* begin Listed records *

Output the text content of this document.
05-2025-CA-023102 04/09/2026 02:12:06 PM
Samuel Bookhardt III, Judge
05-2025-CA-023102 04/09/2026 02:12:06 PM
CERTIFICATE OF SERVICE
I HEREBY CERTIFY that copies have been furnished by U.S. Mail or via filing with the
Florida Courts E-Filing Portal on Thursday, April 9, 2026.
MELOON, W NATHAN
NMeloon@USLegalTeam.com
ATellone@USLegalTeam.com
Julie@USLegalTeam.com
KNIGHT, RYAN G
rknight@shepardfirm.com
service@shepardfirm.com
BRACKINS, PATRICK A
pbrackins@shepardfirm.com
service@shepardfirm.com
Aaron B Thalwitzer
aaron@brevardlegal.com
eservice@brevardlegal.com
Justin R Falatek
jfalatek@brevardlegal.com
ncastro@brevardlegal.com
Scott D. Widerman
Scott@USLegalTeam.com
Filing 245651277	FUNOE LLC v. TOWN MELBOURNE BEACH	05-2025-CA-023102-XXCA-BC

* end Listed records *
* begin Listed records *

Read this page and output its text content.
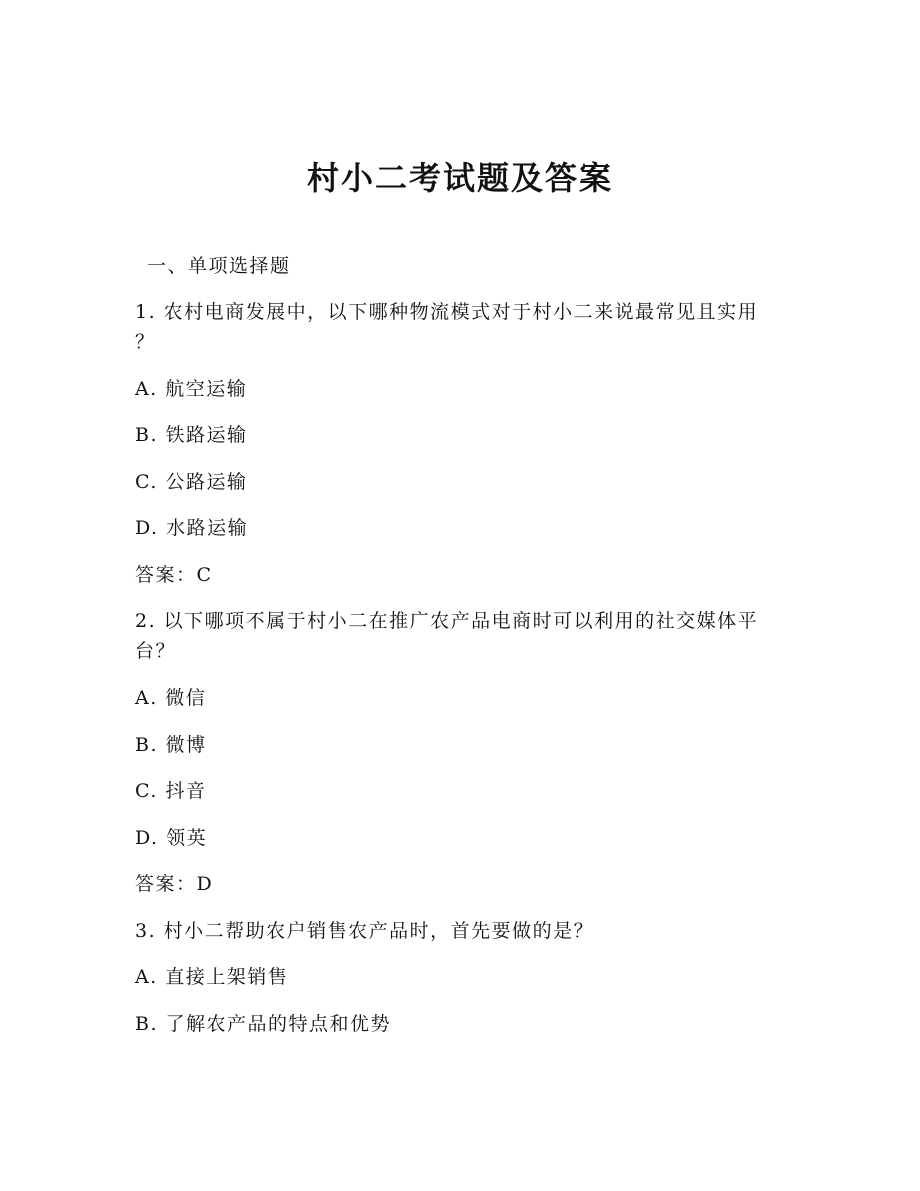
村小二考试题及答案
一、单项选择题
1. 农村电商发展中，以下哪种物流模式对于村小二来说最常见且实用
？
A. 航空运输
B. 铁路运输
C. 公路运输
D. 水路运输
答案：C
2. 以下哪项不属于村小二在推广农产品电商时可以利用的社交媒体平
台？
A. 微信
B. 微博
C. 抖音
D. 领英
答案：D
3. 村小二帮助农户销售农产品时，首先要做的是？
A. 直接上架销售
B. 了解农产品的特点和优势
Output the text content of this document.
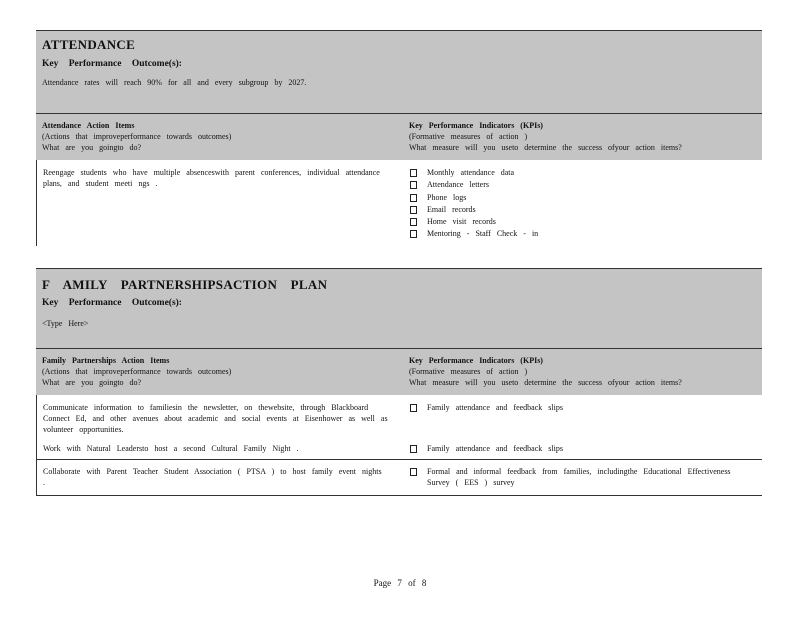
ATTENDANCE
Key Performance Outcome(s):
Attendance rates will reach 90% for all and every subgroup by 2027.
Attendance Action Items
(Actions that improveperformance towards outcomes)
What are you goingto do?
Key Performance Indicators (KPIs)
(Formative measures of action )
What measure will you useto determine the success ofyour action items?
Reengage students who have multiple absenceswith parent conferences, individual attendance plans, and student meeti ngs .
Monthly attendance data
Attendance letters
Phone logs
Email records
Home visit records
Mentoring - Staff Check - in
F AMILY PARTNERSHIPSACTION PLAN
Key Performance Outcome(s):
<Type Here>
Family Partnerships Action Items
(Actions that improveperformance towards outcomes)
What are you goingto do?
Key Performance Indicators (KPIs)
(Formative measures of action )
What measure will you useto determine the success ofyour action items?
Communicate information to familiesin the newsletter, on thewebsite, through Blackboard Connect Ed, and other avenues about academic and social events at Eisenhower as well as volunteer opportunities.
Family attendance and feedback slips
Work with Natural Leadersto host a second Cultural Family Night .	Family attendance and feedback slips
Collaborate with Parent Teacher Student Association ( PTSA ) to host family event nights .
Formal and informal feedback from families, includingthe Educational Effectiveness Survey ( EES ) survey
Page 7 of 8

* end Listed records *

* Written problem *
Pick out each line in the material containing "host".

* Task result *
Work with Natural Leadersto host a second Cultural Family Night .	Family attendance and feedback slips
Collaborate with Parent Teacher Student Association ( PTSA ) to host family event nights .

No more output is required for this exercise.